Collected data
----

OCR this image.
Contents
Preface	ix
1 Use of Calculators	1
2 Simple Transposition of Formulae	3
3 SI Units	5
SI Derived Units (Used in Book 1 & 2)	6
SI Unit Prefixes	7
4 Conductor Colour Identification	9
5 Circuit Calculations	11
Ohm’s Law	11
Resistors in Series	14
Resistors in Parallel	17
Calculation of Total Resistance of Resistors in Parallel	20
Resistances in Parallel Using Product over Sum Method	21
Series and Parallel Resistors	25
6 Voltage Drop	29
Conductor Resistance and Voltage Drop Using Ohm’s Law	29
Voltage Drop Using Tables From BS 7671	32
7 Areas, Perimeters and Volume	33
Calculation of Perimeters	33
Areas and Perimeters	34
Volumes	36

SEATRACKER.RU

----

Work instructions:
Write out every line from the entries where "Areas" appears.

Final result:
7 Areas, Perimeters and Volume	33
Areas and Perimeters	34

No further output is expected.